Extracted information —
=-=-=-=-=

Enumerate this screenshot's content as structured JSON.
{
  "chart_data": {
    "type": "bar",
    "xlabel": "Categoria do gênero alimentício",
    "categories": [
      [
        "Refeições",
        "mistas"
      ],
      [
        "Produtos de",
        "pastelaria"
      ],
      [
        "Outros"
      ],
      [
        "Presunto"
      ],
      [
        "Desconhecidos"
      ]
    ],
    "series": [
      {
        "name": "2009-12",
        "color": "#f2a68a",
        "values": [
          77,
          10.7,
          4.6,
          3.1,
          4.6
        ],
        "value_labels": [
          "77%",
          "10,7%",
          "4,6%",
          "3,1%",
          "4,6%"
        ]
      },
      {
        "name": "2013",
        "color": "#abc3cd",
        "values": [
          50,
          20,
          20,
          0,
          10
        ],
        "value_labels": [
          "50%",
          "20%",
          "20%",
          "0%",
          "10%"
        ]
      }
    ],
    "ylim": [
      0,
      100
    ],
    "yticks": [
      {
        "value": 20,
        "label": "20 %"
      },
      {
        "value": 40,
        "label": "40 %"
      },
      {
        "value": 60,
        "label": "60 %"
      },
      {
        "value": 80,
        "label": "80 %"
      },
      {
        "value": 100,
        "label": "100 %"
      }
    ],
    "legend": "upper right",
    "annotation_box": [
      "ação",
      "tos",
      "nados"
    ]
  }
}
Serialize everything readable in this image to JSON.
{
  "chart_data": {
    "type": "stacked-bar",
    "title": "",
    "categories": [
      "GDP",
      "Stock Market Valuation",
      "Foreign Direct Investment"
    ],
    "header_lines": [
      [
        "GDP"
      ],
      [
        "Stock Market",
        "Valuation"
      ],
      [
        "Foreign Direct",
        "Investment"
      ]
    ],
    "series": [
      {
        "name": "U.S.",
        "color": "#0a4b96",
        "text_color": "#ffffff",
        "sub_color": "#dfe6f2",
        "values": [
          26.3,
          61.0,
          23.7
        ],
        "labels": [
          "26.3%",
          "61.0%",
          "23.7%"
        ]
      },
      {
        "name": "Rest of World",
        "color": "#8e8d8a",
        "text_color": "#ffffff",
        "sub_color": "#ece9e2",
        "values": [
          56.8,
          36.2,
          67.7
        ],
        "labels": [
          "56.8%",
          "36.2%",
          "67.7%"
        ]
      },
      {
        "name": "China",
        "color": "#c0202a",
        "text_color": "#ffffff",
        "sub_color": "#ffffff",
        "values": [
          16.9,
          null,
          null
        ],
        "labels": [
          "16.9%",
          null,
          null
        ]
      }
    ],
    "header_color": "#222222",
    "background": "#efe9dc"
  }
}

=-=-=-=-=

Given exercise — Copy out every line of the data that includes "Investment".

Full solution —
      "Foreign Direct Investment"
        "Investment"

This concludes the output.